--- PROBLEM DETAILS ---
Extract each line bearing the word "calculator".

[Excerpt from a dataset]

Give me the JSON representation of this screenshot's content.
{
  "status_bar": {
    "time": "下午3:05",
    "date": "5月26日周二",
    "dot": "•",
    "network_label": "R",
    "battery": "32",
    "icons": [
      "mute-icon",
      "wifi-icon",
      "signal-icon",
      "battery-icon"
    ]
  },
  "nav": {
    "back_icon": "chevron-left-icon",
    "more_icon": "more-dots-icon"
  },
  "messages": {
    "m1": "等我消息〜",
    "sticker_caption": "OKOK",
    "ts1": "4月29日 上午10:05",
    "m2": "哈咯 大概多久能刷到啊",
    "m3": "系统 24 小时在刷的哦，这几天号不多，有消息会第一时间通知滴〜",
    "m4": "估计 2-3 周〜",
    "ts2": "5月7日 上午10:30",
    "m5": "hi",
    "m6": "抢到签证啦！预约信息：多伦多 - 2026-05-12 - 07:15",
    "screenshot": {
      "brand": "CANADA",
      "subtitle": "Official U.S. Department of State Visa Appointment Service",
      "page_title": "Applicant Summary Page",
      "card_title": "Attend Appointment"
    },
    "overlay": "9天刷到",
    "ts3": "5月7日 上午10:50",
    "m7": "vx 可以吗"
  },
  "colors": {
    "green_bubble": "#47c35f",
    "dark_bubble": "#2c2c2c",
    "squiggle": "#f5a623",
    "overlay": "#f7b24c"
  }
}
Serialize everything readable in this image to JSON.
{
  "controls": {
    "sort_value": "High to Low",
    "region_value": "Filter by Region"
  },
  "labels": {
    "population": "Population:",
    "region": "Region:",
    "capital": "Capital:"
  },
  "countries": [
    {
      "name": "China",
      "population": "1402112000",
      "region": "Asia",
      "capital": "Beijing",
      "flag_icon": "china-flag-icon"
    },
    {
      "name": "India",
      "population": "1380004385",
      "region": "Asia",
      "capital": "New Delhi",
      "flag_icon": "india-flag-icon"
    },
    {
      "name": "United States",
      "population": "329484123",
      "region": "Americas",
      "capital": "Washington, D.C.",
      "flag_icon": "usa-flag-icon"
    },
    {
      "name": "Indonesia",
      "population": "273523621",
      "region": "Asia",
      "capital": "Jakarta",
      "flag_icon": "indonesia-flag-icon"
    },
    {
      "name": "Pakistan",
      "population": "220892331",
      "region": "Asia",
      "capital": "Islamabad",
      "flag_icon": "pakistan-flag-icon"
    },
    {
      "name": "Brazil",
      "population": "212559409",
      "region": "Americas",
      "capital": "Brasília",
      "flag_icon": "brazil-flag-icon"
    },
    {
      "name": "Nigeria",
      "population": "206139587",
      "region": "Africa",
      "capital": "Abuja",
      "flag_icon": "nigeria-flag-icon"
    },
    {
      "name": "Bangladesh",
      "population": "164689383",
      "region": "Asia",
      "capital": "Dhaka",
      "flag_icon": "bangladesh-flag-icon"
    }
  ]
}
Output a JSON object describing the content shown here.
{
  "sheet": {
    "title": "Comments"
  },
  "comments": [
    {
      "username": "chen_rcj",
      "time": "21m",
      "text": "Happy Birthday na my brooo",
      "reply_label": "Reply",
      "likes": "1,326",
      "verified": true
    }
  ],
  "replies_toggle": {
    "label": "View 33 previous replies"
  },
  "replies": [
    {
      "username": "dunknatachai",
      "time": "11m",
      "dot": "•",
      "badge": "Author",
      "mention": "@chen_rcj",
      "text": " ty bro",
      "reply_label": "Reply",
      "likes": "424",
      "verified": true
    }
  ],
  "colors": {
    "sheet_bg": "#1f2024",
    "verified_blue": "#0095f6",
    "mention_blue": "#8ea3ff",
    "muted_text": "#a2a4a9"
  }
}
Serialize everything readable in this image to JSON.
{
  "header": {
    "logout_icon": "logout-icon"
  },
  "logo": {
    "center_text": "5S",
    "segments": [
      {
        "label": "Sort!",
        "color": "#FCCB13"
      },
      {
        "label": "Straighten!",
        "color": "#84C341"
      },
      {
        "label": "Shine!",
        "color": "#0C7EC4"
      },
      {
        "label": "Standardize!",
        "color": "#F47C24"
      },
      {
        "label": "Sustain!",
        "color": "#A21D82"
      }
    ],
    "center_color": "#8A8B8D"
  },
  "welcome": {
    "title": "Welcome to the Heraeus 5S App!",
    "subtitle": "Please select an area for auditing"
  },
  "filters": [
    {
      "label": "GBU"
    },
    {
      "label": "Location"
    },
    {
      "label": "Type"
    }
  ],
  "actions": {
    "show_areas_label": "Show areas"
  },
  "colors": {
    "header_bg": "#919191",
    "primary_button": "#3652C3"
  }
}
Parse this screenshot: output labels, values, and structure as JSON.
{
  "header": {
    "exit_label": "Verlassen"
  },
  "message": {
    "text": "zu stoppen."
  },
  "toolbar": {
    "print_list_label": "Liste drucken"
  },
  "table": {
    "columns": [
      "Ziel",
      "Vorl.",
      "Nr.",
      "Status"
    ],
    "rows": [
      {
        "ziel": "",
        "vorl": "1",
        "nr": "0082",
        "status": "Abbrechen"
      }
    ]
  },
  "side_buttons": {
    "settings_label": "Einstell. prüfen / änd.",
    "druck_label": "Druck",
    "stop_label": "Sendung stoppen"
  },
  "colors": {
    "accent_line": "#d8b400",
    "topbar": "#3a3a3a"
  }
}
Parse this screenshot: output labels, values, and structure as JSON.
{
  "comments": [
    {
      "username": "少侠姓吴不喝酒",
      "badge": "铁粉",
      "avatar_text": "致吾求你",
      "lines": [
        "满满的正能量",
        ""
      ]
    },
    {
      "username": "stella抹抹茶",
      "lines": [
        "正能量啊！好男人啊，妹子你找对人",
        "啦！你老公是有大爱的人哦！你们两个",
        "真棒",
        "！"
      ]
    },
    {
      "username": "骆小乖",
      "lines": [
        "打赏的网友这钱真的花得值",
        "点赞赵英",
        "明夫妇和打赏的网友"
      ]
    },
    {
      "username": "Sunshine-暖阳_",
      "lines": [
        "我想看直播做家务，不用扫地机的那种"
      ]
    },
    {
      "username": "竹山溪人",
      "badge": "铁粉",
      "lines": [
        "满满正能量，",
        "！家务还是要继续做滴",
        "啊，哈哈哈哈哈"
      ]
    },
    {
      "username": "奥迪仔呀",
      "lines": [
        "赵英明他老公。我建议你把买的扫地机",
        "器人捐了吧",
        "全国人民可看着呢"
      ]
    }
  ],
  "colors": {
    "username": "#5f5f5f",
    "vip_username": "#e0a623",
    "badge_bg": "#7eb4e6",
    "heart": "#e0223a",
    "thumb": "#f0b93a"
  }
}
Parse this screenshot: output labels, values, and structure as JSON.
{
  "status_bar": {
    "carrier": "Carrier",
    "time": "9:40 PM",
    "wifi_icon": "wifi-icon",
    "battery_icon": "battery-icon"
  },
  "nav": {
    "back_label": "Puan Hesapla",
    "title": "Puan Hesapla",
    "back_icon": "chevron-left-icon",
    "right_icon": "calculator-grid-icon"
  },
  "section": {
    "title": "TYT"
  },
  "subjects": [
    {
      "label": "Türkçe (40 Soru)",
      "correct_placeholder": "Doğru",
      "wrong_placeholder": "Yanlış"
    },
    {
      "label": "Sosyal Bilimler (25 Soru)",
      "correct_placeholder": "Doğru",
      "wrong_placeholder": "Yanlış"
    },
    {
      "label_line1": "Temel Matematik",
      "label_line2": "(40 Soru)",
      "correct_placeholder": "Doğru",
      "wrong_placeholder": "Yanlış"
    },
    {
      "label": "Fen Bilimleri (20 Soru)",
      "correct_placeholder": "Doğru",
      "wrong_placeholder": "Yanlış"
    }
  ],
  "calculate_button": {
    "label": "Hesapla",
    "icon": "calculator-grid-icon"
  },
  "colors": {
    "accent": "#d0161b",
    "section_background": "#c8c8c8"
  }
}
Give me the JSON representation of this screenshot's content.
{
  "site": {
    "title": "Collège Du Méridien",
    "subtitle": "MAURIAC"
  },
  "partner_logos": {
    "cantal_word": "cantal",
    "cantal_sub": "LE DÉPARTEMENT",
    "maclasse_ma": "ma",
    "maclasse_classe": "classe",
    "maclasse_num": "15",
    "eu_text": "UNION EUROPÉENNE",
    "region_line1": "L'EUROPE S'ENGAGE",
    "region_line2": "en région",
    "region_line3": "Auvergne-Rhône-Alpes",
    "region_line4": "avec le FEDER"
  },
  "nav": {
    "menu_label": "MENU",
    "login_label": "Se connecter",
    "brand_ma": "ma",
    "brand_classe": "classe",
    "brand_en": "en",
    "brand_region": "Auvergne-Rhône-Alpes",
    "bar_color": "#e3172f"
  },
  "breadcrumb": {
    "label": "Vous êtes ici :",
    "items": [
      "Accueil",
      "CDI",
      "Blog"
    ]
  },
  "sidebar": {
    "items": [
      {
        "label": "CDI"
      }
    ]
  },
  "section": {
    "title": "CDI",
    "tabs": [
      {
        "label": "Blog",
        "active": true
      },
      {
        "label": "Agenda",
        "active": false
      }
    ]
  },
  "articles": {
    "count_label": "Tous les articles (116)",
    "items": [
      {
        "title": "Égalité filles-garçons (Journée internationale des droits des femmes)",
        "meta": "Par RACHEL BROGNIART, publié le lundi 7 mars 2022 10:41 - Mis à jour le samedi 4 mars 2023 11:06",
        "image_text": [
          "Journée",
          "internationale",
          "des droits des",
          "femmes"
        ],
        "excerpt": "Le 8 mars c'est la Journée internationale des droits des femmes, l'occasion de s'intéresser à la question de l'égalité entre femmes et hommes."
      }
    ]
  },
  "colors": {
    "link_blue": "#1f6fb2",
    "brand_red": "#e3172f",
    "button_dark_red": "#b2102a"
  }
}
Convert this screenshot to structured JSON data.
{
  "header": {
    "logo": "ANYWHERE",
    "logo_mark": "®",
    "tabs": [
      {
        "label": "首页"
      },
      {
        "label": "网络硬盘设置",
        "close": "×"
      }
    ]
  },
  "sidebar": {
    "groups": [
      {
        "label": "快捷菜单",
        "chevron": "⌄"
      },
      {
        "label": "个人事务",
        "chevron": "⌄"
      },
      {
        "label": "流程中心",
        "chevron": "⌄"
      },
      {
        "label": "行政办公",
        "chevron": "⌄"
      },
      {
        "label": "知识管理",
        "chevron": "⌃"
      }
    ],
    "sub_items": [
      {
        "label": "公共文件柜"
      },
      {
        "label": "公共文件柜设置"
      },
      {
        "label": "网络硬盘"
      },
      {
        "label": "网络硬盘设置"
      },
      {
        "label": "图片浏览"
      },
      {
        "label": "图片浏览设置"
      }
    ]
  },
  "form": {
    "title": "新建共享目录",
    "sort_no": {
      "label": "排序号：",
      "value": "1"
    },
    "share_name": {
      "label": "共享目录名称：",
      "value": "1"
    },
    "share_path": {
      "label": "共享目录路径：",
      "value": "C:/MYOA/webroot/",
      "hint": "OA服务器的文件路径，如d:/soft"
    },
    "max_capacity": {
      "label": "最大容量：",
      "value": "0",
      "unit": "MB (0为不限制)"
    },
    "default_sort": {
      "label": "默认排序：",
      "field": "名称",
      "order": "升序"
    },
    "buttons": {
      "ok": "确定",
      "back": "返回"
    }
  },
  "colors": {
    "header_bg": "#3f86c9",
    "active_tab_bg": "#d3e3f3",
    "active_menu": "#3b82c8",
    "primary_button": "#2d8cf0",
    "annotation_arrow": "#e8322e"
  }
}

--- EXERCISE RESPONSE ---
    "right_icon": "calculator-grid-icon"
    "icon": "calculator-grid-icon"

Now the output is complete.